▶ Directions
In the listing below, identify each line with the word "casued" and return those lines.

Items listed in a dataset:
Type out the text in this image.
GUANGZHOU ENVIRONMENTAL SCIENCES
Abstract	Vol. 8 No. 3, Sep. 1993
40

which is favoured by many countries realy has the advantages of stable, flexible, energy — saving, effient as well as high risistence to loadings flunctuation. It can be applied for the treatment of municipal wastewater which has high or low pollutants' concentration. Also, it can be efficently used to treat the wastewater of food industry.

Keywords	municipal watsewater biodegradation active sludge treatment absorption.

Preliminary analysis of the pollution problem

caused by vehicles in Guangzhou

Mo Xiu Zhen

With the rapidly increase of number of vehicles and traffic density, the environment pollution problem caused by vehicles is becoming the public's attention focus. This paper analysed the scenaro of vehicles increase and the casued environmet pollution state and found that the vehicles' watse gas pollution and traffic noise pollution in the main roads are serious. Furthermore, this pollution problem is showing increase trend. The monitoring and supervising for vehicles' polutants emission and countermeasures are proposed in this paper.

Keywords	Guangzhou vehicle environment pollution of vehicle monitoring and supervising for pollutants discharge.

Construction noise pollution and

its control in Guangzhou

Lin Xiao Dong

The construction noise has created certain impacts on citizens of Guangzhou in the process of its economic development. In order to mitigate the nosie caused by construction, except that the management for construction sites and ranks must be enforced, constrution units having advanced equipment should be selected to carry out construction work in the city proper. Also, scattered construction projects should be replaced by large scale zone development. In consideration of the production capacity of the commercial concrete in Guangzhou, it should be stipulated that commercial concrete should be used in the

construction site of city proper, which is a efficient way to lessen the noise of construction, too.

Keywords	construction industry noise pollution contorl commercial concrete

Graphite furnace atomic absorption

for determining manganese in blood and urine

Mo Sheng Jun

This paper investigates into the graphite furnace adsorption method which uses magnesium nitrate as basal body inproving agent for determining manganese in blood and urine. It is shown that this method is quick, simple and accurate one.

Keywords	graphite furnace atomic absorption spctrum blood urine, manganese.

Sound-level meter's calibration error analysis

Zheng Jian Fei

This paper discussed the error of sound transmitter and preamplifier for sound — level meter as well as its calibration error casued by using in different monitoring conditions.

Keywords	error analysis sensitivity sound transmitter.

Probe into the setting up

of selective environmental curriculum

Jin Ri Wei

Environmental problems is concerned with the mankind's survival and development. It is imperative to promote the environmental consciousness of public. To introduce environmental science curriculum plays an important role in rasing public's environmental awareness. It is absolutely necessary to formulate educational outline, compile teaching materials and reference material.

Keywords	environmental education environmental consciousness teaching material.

▶ The solution
With the rapidly increase of number of vehicles and traffic density, the environment pollution problem caused by vehicles is becoming the public's attention focus. This paper analysed the scenaro of vehicles increase and the casued environmet pollution state and found that the vehicles' watse gas pollution and traffic noise pollution in the main roads are serious. Furthermore, this pollution problem is showing increase trend. The monitoring and supervising for vehicles' polutants emission and countermeasures are proposed in this paper.
This paper discussed the error of sound transmitter and preamplifier for sound — level meter as well as its calibration error casued by using in different monitoring conditions.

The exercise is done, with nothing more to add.